(Dataset rows about figures)
»»

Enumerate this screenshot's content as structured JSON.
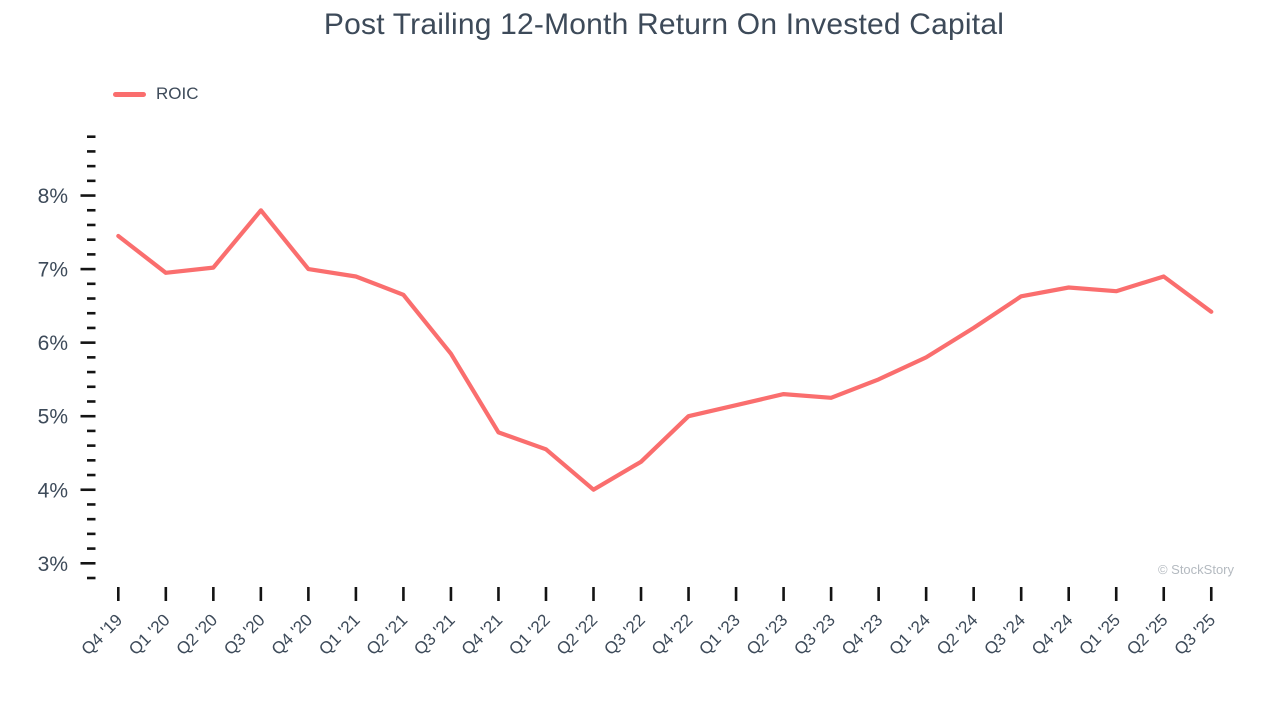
{
  "title": "Post Trailing 12-Month Return On Invested Capital",
  "legend": {
    "label": "ROIC",
    "color": "#fa6e6e"
  },
  "watermark": "© StockStory",
  "colors": {
    "line": "#fa6e6e",
    "text": "#3d4a59",
    "tick": "#141414",
    "background": "#ffffff",
    "watermark": "#b4bac0"
  },
  "chart_data": {
    "type": "line",
    "title": "Post Trailing 12-Month Return On Invested Capital",
    "xlabel": "",
    "ylabel": "",
    "grid": false,
    "legend_position": "top-left",
    "x_label_rotation_deg": 45,
    "categories": [
      "Q4 '19",
      "Q1 '20",
      "Q2 '20",
      "Q3 '20",
      "Q4 '20",
      "Q1 '21",
      "Q2 '21",
      "Q3 '21",
      "Q4 '21",
      "Q1 '22",
      "Q2 '22",
      "Q3 '22",
      "Q4 '22",
      "Q1 '23",
      "Q2 '23",
      "Q3 '23",
      "Q4 '23",
      "Q1 '24",
      "Q2 '24",
      "Q3 '24",
      "Q4 '24",
      "Q1 '25",
      "Q2 '25",
      "Q3 '25"
    ],
    "series": [
      {
        "name": "ROIC",
        "color": "#fa6e6e",
        "values": [
          7.45,
          6.95,
          7.02,
          7.8,
          7.0,
          6.9,
          6.65,
          5.85,
          4.78,
          4.55,
          4.0,
          4.38,
          5.0,
          5.15,
          5.3,
          5.25,
          5.5,
          5.8,
          6.2,
          6.63,
          6.75,
          6.7,
          6.9,
          6.42
        ]
      }
    ],
    "ylim": [
      2.8,
      8.8
    ],
    "y_ticks_major": [
      3,
      4,
      5,
      6,
      7,
      8
    ],
    "y_tick_labels": [
      "3%",
      "4%",
      "5%",
      "6%",
      "7%",
      "8%"
    ],
    "y_minor_tick_step": 0.2,
    "unit": "%"
  }
}
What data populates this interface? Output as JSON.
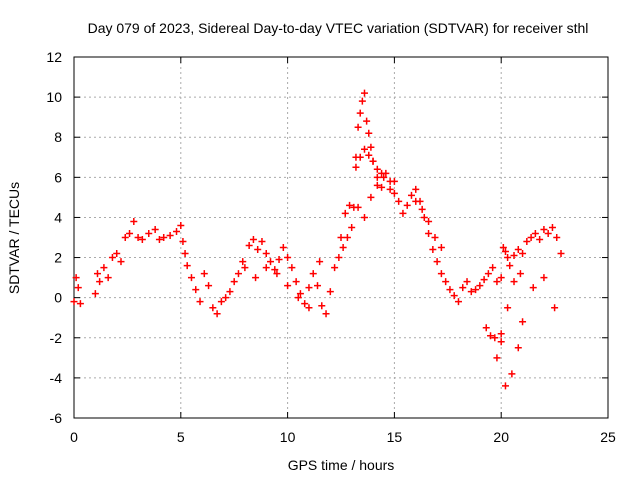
{
  "chart_data": {
    "type": "scatter",
    "title": "Day 079 of 2023, Sidereal Day-to-day VTEC variation (SDTVAR) for receiver sthl",
    "xlabel": "GPS time / hours",
    "ylabel": "SDTVAR / TECUs",
    "xlim": [
      0,
      25
    ],
    "ylim": [
      -6,
      12
    ],
    "xticks": [
      0,
      5,
      10,
      15,
      20,
      25
    ],
    "yticks": [
      -6,
      -4,
      -2,
      0,
      2,
      4,
      6,
      8,
      10,
      12
    ],
    "grid": true,
    "marker": "+",
    "color": "#ff0000",
    "series": [
      {
        "name": "SDTVAR",
        "x": [
          0.0,
          0.1,
          0.2,
          0.3,
          1.0,
          1.1,
          1.2,
          1.4,
          1.6,
          1.8,
          2.0,
          2.2,
          2.4,
          2.6,
          2.8,
          3.0,
          3.2,
          3.5,
          3.8,
          4.0,
          4.2,
          4.5,
          4.8,
          5.0,
          5.1,
          5.2,
          5.3,
          5.5,
          5.7,
          5.9,
          6.1,
          6.3,
          6.5,
          6.7,
          6.9,
          7.1,
          7.3,
          7.5,
          7.7,
          7.9,
          8.0,
          8.2,
          8.4,
          8.6,
          8.8,
          9.0,
          9.2,
          9.4,
          9.6,
          9.8,
          10.0,
          10.2,
          10.4,
          10.6,
          10.8,
          11.0,
          11.2,
          11.4,
          11.6,
          11.8,
          12.0,
          12.2,
          12.4,
          12.6,
          12.8,
          13.0,
          13.1,
          13.2,
          13.3,
          13.4,
          13.5,
          13.6,
          13.7,
          13.8,
          13.9,
          14.0,
          14.2,
          14.4,
          14.6,
          14.8,
          15.0,
          15.2,
          15.4,
          15.6,
          15.8,
          16.0,
          16.2,
          16.4,
          16.6,
          16.8,
          17.0,
          17.2,
          17.4,
          17.6,
          17.8,
          18.0,
          18.2,
          18.4,
          18.6,
          18.8,
          19.0,
          19.2,
          19.4,
          19.6,
          19.8,
          20.0,
          20.1,
          20.2,
          20.3,
          20.4,
          20.6,
          20.8,
          21.0,
          21.2,
          21.4,
          21.6,
          21.8,
          22.0,
          22.2,
          22.4,
          22.6,
          22.8,
          13.2,
          13.4,
          13.6,
          13.8,
          14.0,
          14.2,
          14.4,
          13.3,
          13.6,
          13.9,
          14.2,
          14.5,
          14.8,
          15.0,
          19.3,
          19.5,
          19.7,
          20.0,
          20.2,
          20.5,
          20.8,
          21.0,
          21.5,
          22.0,
          22.5,
          19.8,
          20.0,
          20.3,
          20.6,
          20.9,
          12.5,
          12.7,
          12.9,
          8.5,
          9.0,
          9.5,
          10.0,
          10.5,
          11.0,
          11.5,
          16.0,
          16.3,
          16.6,
          16.9,
          17.2
        ],
        "y": [
          -0.2,
          1.0,
          0.5,
          -0.3,
          0.2,
          1.2,
          0.8,
          1.5,
          1.0,
          2.0,
          2.2,
          1.8,
          3.0,
          3.2,
          3.8,
          3.0,
          2.9,
          3.2,
          3.4,
          2.9,
          3.0,
          3.1,
          3.3,
          3.6,
          2.8,
          2.2,
          1.6,
          1.0,
          0.4,
          -0.2,
          1.2,
          0.6,
          -0.5,
          -0.8,
          -0.2,
          0.0,
          0.3,
          0.8,
          1.2,
          1.8,
          1.5,
          2.6,
          2.9,
          2.4,
          2.8,
          2.2,
          1.8,
          1.4,
          1.9,
          2.5,
          2.0,
          1.5,
          0.8,
          0.2,
          -0.3,
          0.5,
          1.2,
          0.6,
          -0.4,
          -0.8,
          0.3,
          1.5,
          2.0,
          2.5,
          3.0,
          3.5,
          4.5,
          7.0,
          8.5,
          9.2,
          9.8,
          10.2,
          8.8,
          8.2,
          7.5,
          6.8,
          6.0,
          5.5,
          6.2,
          5.8,
          5.2,
          4.8,
          4.2,
          4.6,
          5.1,
          5.4,
          4.8,
          4.0,
          3.2,
          2.4,
          1.8,
          1.2,
          0.8,
          0.4,
          0.1,
          -0.2,
          0.5,
          0.8,
          0.3,
          0.4,
          0.6,
          0.9,
          1.2,
          1.5,
          0.8,
          1.0,
          2.5,
          2.3,
          2.0,
          1.6,
          2.1,
          2.4,
          2.2,
          2.8,
          3.0,
          3.2,
          2.9,
          3.4,
          3.2,
          3.5,
          3.0,
          2.2,
          6.5,
          7.0,
          7.4,
          7.1,
          6.8,
          6.4,
          6.2,
          4.5,
          4.0,
          5.0,
          5.6,
          6.0,
          5.4,
          5.8,
          -1.5,
          -1.9,
          -2.0,
          -2.2,
          -4.4,
          -3.8,
          -2.5,
          -1.2,
          0.5,
          1.0,
          -0.5,
          -3.0,
          -1.8,
          -0.5,
          0.8,
          1.2,
          3.0,
          4.2,
          4.6,
          1.0,
          1.5,
          1.2,
          0.6,
          0.0,
          -0.5,
          1.8,
          4.8,
          4.4,
          3.8,
          3.0,
          2.5
        ]
      }
    ]
  }
}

««

● **WORK TO DO**: Quote every record above exactly, omitting any pictures they contain.

● **RESULT**:
Enumerate this screenshot's content as structured JSON.
{
  "title": "Post Trailing 12-Month Return On Invested Capital",
  "legend": {
    "label": "ROIC",
    "color": "#fa6e6e"
  },
  "watermark": "© StockStory",
  "colors": {
    "line": "#fa6e6e",
    "text": "#3d4a59",
    "tick": "#141414",
    "background": "#ffffff",
    "watermark": "#b4bac0"
  },
  "chart_data": {
    "type": "line",
    "title": "Post Trailing 12-Month Return On Invested Capital",
    "xlabel": "",
    "ylabel": "",
    "grid": false,
    "legend_position": "top-left",
    "x_label_rotation_deg": 45,
    "categories": [
      "Q4 '19",
      "Q1 '20",
      "Q2 '20",
      "Q3 '20",
      "Q4 '20",
      "Q1 '21",
      "Q2 '21",
      "Q3 '21",
      "Q4 '21",
      "Q1 '22",
      "Q2 '22",
      "Q3 '22",
      "Q4 '22",
      "Q1 '23",
      "Q2 '23",
      "Q3 '23",
      "Q4 '23",
      "Q1 '24",
      "Q2 '24",
      "Q3 '24",
      "Q4 '24",
      "Q1 '25",
      "Q2 '25",
      "Q3 '25"
    ],
    "series": [
      {
        "name": "ROIC",
        "color": "#fa6e6e",
        "values": [
          7.45,
          6.95,
          7.02,
          7.8,
          7.0,
          6.9,
          6.65,
          5.85,
          4.78,
          4.55,
          4.0,
          4.38,
          5.0,
          5.15,
          5.3,
          5.25,
          5.5,
          5.8,
          6.2,
          6.63,
          6.75,
          6.7,
          6.9,
          6.42
        ]
      }
    ],
    "ylim": [
      2.8,
      8.8
    ],
    "y_ticks_major": [
      3,
      4,
      5,
      6,
      7,
      8
    ],
    "y_tick_labels": [
      "3%",
      "4%",
      "5%",
      "6%",
      "7%",
      "8%"
    ],
    "y_minor_tick_step": 0.2,
    "unit": "%"
  }
}
What data populates this interface? Output as JSON.
{
  "chart_data": {
    "type": "scatter",
    "title": "Day 079 of 2023, Sidereal Day-to-day VTEC variation (SDTVAR) for receiver sthl",
    "xlabel": "GPS time / hours",
    "ylabel": "SDTVAR / TECUs",
    "xlim": [
      0,
      25
    ],
    "ylim": [
      -6,
      12
    ],
    "xticks": [
      0,
      5,
      10,
      15,
      20,
      25
    ],
    "yticks": [
      -6,
      -4,
      -2,
      0,
      2,
      4,
      6,
      8,
      10,
      12
    ],
    "grid": true,
    "marker": "+",
    "color": "#ff0000",
    "series": [
      {
        "name": "SDTVAR",
        "x": [
          0.0,
          0.1,
          0.2,
          0.3,
          1.0,
          1.1,
          1.2,
          1.4,
          1.6,
          1.8,
          2.0,
          2.2,
          2.4,
          2.6,
          2.8,
          3.0,
          3.2,
          3.5,
          3.8,
          4.0,
          4.2,
          4.5,
          4.8,
          5.0,
          5.1,
          5.2,
          5.3,
          5.5,
          5.7,
          5.9,
          6.1,
          6.3,
          6.5,
          6.7,
          6.9,
          7.1,
          7.3,
          7.5,
          7.7,
          7.9,
          8.0,
          8.2,
          8.4,
          8.6,
          8.8,
          9.0,
          9.2,
          9.4,
          9.6,
          9.8,
          10.0,
          10.2,
          10.4,
          10.6,
          10.8,
          11.0,
          11.2,
          11.4,
          11.6,
          11.8,
          12.0,
          12.2,
          12.4,
          12.6,
          12.8,
          13.0,
          13.1,
          13.2,
          13.3,
          13.4,
          13.5,
          13.6,
          13.7,
          13.8,
          13.9,
          14.0,
          14.2,
          14.4,
          14.6,
          14.8,
          15.0,
          15.2,
          15.4,
          15.6,
          15.8,
          16.0,
          16.2,
          16.4,
          16.6,
          16.8,
          17.0,
          17.2,
          17.4,
          17.6,
          17.8,
          18.0,
          18.2,
          18.4,
          18.6,
          18.8,
          19.0,
          19.2,
          19.4,
          19.6,
          19.8,
          20.0,
          20.1,
          20.2,
          20.3,
          20.4,
          20.6,
          20.8,
          21.0,
          21.2,
          21.4,
          21.6,
          21.8,
          22.0,
          22.2,
          22.4,
          22.6,
          22.8,
          13.2,
          13.4,
          13.6,
          13.8,
          14.0,
          14.2,
          14.4,
          13.3,
          13.6,
          13.9,
          14.2,
          14.5,
          14.8,
          15.0,
          19.3,
          19.5,
          19.7,
          20.0,
          20.2,
          20.5,
          20.8,
          21.0,
          21.5,
          22.0,
          22.5,
          19.8,
          20.0,
          20.3,
          20.6,
          20.9,
          12.5,
          12.7,
          12.9,
          8.5,
          9.0,
          9.5,
          10.0,
          10.5,
          11.0,
          11.5,
          16.0,
          16.3,
          16.6,
          16.9,
          17.2
        ],
        "y": [
          -0.2,
          1.0,
          0.5,
          -0.3,
          0.2,
          1.2,
          0.8,
          1.5,
          1.0,
          2.0,
          2.2,
          1.8,
          3.0,
          3.2,
          3.8,
          3.0,
          2.9,
          3.2,
          3.4,
          2.9,
          3.0,
          3.1,
          3.3,
          3.6,
          2.8,
          2.2,
          1.6,
          1.0,
          0.4,
          -0.2,
          1.2,
          0.6,
          -0.5,
          -0.8,
          -0.2,
          0.0,
          0.3,
          0.8,
          1.2,
          1.8,
          1.5,
          2.6,
          2.9,
          2.4,
          2.8,
          2.2,
          1.8,
          1.4,
          1.9,
          2.5,
          2.0,
          1.5,
          0.8,
          0.2,
          -0.3,
          0.5,
          1.2,
          0.6,
          -0.4,
          -0.8,
          0.3,
          1.5,
          2.0,
          2.5,
          3.0,
          3.5,
          4.5,
          7.0,
          8.5,
          9.2,
          9.8,
          10.2,
          8.8,
          8.2,
          7.5,
          6.8,
          6.0,
          5.5,
          6.2,
          5.8,
          5.2,
          4.8,
          4.2,
          4.6,
          5.1,
          5.4,
          4.8,
          4.0,
          3.2,
          2.4,
          1.8,
          1.2,
          0.8,
          0.4,
          0.1,
          -0.2,
          0.5,
          0.8,
          0.3,
          0.4,
          0.6,
          0.9,
          1.2,
          1.5,
          0.8,
          1.0,
          2.5,
          2.3,
          2.0,
          1.6,
          2.1,
          2.4,
          2.2,
          2.8,
          3.0,
          3.2,
          2.9,
          3.4,
          3.2,
          3.5,
          3.0,
          2.2,
          6.5,
          7.0,
          7.4,
          7.1,
          6.8,
          6.4,
          6.2,
          4.5,
          4.0,
          5.0,
          5.6,
          6.0,
          5.4,
          5.8,
          -1.5,
          -1.9,
          -2.0,
          -2.2,
          -4.4,
          -3.8,
          -2.5,
          -1.2,
          0.5,
          1.0,
          -0.5,
          -3.0,
          -1.8,
          -0.5,
          0.8,
          1.2,
          3.0,
          4.2,
          4.6,
          1.0,
          1.5,
          1.2,
          0.6,
          0.0,
          -0.5,
          1.8,
          4.8,
          4.4,
          3.8,
          3.0,
          2.5
        ]
      }
    ]
  }
}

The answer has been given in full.